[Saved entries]
»»

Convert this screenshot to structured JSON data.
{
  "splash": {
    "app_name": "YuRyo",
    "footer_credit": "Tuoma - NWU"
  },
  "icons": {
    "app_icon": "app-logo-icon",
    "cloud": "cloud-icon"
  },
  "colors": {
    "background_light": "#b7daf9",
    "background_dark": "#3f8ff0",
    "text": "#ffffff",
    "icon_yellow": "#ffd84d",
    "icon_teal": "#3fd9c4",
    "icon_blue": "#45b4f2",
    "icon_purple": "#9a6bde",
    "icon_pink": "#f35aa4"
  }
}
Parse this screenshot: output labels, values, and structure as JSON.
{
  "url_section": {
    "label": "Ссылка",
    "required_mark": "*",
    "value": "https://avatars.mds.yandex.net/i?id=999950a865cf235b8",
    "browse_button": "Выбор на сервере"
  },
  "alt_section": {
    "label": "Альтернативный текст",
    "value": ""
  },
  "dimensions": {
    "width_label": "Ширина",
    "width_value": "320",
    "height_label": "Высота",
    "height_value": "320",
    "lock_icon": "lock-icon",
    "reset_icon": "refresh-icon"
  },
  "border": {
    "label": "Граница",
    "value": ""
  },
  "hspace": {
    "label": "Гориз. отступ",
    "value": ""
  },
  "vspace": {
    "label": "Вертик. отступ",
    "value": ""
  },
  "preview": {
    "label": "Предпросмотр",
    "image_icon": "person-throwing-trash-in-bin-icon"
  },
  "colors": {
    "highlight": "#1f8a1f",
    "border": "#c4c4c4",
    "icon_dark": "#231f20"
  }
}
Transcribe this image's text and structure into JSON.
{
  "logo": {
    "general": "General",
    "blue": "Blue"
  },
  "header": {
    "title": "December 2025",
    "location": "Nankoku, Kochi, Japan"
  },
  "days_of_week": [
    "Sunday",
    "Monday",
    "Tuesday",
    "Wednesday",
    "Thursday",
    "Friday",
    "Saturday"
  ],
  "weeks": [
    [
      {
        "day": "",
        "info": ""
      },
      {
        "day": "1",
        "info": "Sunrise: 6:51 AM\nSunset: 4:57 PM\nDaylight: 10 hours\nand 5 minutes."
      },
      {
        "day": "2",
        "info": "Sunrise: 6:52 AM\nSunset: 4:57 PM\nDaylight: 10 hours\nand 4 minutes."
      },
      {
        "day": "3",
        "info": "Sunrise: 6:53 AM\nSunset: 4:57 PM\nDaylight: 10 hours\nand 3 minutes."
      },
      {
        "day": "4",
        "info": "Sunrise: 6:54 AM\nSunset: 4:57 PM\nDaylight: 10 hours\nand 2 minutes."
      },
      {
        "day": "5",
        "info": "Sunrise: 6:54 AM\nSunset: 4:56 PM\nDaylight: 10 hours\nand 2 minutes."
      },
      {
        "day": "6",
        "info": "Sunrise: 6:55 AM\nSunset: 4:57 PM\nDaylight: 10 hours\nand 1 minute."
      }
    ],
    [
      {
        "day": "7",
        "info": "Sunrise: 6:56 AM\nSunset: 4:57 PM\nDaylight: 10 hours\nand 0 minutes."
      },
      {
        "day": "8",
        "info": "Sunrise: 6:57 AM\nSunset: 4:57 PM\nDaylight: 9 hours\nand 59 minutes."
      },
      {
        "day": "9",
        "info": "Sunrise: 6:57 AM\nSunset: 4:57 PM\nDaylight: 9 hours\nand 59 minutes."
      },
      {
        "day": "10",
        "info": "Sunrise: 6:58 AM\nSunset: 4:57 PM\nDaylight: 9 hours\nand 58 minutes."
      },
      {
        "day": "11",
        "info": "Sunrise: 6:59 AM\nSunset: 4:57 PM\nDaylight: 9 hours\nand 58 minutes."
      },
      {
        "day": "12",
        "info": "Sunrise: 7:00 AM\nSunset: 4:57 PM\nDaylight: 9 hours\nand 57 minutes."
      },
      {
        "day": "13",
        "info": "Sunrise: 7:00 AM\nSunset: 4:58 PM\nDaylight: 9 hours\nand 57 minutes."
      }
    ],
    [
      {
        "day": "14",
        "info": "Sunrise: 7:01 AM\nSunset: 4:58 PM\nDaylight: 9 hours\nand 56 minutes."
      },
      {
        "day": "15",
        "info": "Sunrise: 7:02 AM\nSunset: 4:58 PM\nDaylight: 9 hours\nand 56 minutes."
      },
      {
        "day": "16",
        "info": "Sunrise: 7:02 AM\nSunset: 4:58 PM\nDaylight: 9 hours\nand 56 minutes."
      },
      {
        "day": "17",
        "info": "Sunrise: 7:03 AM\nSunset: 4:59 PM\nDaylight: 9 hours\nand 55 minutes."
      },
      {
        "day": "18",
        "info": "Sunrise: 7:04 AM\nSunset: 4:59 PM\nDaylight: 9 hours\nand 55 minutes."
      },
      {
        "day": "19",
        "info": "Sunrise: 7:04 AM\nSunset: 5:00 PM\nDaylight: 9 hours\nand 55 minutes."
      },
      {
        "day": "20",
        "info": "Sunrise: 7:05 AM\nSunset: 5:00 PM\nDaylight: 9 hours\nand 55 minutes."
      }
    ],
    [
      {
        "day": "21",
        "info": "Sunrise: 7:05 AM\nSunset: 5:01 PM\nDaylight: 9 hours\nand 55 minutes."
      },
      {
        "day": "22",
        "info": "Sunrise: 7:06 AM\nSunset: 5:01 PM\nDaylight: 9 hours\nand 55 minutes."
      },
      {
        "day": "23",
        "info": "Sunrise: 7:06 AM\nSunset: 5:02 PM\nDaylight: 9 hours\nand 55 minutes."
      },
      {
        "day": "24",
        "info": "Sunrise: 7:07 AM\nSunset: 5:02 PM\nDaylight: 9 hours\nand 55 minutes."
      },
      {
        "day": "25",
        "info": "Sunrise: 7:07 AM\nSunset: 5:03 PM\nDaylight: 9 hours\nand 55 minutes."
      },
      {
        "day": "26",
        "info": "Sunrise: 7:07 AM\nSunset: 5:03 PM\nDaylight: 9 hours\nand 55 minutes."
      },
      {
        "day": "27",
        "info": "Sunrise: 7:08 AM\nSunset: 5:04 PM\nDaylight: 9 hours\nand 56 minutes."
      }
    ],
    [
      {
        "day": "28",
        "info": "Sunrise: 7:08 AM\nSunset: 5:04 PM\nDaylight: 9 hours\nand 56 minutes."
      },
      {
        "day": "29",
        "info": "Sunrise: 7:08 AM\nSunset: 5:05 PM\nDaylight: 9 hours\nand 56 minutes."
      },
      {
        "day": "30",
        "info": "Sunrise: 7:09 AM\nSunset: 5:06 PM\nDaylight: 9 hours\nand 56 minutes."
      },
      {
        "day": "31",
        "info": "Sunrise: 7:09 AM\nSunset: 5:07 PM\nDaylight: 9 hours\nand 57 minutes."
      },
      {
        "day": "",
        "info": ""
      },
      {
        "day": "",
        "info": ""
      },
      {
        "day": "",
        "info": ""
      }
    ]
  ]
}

««
»»

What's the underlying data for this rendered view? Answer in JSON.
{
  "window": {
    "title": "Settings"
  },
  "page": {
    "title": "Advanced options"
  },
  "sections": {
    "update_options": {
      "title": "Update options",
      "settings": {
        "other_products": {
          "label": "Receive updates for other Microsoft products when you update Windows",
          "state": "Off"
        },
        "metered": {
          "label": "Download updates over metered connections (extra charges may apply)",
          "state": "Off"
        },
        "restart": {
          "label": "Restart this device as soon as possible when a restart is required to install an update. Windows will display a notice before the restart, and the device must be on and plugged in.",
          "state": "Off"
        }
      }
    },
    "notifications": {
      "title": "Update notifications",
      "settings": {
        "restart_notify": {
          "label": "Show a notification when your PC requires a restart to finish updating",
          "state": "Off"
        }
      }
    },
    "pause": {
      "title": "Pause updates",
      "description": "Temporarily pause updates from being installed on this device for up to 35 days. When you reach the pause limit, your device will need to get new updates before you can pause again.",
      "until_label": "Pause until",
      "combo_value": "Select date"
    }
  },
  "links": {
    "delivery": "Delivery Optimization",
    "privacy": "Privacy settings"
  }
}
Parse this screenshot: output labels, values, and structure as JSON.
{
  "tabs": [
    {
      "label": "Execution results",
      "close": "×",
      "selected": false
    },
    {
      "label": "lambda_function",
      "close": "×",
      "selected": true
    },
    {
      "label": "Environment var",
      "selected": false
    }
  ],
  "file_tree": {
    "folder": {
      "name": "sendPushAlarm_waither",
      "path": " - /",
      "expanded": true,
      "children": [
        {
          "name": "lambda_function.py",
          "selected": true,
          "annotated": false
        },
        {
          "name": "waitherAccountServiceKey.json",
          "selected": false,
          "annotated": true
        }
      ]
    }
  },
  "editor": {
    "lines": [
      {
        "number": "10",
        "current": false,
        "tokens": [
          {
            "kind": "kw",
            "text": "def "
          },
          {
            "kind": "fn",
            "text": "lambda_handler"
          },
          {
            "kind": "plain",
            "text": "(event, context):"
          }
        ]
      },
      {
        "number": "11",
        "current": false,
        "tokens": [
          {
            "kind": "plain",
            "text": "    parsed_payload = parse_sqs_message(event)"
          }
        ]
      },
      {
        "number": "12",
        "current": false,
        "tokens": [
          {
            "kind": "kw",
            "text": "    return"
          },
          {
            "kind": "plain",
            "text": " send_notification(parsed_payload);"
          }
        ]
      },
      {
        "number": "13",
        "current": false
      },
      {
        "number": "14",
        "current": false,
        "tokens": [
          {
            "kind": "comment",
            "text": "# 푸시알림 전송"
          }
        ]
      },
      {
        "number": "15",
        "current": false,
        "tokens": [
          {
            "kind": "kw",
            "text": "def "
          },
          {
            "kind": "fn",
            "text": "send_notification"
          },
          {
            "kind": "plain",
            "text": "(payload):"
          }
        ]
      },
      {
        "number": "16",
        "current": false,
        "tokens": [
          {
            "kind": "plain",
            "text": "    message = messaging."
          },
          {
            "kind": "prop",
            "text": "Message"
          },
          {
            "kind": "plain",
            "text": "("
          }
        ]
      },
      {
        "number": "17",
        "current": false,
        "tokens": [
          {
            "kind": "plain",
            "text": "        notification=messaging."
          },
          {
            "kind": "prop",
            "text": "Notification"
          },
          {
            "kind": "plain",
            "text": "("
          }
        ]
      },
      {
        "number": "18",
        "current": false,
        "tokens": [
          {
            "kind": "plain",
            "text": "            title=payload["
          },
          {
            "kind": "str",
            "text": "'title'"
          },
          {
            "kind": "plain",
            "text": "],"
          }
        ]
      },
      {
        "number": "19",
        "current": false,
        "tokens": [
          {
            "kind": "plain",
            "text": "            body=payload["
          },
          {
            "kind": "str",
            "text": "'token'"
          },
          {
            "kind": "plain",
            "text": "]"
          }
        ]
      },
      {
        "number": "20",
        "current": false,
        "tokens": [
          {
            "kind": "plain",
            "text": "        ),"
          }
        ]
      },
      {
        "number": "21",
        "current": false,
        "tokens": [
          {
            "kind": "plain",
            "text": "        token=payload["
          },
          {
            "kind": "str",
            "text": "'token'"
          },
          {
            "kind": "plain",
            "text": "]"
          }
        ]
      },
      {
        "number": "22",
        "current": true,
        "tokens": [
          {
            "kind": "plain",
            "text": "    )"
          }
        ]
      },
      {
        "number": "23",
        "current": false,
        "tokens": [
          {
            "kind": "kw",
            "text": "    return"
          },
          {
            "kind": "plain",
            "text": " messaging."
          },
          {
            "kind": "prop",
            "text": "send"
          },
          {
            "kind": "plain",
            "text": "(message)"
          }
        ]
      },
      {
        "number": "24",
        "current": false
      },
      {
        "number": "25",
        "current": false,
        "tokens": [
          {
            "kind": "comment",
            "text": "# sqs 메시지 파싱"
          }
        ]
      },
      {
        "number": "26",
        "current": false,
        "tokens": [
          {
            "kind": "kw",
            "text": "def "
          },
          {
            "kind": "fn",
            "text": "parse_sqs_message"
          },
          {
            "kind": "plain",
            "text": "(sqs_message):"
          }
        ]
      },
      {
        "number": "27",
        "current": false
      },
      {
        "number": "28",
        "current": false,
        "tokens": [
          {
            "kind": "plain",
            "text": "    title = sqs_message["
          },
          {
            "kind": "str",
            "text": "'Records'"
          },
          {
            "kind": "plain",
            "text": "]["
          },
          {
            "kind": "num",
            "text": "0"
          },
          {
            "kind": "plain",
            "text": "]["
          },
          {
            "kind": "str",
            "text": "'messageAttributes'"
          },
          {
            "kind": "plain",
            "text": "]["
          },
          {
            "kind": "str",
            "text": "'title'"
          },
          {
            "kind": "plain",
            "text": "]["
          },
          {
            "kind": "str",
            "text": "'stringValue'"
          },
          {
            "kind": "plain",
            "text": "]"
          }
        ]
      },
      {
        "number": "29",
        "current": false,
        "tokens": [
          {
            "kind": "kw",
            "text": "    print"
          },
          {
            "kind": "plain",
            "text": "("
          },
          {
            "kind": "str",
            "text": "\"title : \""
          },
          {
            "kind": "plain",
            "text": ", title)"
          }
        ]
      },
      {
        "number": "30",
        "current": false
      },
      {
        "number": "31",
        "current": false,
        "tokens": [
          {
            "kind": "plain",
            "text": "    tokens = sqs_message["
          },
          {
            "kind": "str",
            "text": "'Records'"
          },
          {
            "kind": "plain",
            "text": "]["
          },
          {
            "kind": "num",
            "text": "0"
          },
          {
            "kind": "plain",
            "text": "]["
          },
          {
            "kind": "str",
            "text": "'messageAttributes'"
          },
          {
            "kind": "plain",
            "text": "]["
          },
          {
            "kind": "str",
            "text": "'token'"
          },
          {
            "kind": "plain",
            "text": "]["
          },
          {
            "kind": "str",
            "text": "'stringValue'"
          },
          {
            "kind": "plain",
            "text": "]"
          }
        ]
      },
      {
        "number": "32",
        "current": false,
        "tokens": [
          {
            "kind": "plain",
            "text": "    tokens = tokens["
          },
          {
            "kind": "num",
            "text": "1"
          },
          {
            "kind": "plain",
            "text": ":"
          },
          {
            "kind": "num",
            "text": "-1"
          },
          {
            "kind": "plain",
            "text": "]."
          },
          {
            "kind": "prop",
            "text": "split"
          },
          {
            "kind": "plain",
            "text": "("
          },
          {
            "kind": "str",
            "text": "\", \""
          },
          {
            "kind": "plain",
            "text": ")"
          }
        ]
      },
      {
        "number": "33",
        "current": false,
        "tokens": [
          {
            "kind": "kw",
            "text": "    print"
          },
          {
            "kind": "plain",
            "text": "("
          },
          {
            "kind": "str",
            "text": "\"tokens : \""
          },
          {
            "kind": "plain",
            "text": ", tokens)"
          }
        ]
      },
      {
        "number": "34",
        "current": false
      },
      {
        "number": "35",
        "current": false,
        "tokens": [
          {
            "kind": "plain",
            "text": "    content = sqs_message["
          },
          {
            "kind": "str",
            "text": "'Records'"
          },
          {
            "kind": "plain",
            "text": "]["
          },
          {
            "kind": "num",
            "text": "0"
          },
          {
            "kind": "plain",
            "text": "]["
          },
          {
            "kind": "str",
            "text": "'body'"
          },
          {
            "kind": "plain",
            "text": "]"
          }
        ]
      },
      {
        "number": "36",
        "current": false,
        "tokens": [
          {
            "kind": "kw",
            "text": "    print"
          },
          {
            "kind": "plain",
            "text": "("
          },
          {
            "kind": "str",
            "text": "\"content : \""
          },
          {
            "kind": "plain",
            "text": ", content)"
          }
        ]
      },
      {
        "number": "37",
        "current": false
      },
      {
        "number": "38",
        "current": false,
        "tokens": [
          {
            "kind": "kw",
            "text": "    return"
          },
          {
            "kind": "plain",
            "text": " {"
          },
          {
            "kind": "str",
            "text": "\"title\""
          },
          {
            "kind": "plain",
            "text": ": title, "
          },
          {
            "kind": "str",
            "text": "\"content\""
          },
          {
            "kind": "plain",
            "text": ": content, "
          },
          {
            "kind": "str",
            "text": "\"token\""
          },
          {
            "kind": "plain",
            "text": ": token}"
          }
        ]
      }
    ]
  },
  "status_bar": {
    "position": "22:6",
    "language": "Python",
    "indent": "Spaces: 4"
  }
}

««

WHAT YOU NEED TO DO »
Track down the lines that include the word "data" and copy them.

THE ANSWER »
Convert this screenshot to structured JSON data.
What's the underlying data for this rendered view? Answer in JSON.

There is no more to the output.